* YOUR TASK:
Each line containing the word "Relative" must be collected.

* RECORDS SHOWN:
=====
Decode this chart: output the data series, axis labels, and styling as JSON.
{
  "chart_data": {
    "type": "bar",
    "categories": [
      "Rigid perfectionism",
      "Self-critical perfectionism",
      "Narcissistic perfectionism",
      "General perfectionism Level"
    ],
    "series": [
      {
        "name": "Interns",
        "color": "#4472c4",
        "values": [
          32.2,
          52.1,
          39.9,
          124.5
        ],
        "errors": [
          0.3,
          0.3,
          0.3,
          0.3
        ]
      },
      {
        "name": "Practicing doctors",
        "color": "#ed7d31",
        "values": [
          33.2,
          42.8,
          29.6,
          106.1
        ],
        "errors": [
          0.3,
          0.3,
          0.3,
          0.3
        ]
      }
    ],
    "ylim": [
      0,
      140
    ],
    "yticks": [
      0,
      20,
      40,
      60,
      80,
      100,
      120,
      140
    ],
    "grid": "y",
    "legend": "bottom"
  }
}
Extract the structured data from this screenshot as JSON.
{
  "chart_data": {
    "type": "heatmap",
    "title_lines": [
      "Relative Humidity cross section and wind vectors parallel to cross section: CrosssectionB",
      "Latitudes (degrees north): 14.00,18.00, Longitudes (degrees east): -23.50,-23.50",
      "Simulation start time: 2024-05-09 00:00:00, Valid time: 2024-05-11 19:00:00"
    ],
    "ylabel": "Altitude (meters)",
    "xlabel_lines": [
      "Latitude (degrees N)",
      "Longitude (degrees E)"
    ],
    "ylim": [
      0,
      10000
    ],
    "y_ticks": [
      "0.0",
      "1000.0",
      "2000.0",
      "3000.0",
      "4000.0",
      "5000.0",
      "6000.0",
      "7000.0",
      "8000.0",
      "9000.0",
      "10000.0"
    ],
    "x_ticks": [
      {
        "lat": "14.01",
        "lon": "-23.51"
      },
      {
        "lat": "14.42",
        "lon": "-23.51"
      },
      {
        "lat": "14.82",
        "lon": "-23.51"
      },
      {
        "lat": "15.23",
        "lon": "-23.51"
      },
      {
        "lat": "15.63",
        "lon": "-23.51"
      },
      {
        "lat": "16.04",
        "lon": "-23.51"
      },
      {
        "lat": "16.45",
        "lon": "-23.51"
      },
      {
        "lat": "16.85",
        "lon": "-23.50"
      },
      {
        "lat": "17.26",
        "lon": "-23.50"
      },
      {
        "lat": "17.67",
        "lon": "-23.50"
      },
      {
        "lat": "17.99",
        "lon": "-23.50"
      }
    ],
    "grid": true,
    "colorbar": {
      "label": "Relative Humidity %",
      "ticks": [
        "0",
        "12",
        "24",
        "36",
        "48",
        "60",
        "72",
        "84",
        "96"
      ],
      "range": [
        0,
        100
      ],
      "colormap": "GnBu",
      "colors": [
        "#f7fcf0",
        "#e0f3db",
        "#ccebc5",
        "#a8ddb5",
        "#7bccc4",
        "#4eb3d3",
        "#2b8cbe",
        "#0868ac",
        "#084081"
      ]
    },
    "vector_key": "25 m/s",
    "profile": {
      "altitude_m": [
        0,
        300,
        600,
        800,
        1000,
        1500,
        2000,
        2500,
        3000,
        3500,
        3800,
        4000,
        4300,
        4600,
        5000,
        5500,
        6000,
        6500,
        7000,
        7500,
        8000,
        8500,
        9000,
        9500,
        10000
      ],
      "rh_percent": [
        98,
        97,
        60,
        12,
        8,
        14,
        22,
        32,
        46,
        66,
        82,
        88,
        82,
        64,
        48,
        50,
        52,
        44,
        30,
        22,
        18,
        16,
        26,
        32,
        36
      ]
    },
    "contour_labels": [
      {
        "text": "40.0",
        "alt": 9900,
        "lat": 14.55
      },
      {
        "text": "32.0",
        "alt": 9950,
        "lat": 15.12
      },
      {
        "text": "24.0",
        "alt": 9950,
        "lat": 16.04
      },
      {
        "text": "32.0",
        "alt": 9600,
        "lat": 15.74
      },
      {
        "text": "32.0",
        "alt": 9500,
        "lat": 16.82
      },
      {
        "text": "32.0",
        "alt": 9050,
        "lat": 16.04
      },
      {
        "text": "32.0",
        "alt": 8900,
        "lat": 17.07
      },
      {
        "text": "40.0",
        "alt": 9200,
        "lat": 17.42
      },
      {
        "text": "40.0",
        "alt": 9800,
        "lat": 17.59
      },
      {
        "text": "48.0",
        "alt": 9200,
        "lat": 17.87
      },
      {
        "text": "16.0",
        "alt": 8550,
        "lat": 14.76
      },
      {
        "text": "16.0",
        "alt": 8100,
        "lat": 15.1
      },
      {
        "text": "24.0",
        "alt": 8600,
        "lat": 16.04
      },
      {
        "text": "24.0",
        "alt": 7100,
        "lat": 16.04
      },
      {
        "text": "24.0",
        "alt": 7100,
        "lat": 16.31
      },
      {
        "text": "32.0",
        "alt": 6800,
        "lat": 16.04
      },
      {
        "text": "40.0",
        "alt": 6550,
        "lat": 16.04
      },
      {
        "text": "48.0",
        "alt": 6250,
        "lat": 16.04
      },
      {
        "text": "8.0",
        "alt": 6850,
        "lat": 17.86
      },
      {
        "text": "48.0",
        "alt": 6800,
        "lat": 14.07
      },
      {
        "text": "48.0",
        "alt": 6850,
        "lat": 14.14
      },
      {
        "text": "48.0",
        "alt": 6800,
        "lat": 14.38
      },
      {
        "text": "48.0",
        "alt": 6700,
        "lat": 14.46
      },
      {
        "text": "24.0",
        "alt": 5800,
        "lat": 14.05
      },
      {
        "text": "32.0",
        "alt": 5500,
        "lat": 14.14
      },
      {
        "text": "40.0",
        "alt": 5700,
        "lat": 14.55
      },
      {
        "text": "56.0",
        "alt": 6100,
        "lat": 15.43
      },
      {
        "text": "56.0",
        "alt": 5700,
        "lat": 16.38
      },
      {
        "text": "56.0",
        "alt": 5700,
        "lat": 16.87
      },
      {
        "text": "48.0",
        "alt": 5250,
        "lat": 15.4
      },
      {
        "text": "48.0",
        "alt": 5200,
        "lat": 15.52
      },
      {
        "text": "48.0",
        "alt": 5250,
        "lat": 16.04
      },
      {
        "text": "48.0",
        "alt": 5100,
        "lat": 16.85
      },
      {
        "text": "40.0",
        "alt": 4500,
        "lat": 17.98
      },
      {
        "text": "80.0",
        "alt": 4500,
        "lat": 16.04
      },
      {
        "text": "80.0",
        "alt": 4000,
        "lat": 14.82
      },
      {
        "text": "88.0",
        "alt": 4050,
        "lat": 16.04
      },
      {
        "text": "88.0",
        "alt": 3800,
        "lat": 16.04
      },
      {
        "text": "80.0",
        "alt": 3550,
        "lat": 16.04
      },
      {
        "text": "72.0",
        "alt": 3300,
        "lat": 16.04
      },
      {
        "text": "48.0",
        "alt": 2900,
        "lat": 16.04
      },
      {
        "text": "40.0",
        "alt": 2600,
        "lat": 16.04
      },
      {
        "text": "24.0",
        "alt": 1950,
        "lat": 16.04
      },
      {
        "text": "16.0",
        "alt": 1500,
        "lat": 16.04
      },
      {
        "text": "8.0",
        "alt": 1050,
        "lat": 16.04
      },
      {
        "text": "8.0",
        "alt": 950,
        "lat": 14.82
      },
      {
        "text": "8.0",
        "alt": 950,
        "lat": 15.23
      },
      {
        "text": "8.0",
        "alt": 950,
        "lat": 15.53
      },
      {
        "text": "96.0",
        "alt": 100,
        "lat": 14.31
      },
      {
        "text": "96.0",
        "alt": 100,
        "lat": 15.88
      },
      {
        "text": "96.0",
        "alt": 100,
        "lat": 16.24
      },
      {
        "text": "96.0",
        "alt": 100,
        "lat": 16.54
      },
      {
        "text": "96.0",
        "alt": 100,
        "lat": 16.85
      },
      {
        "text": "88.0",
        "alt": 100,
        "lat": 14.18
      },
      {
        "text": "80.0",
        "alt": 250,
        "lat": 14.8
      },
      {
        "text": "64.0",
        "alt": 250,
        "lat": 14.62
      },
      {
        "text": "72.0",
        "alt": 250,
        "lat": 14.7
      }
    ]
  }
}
=====
* RIGHT ANSWER:
      "Relative Humidity cross section and wind vectors parallel to cross section: CrosssectionB",
      "label": "Relative Humidity %",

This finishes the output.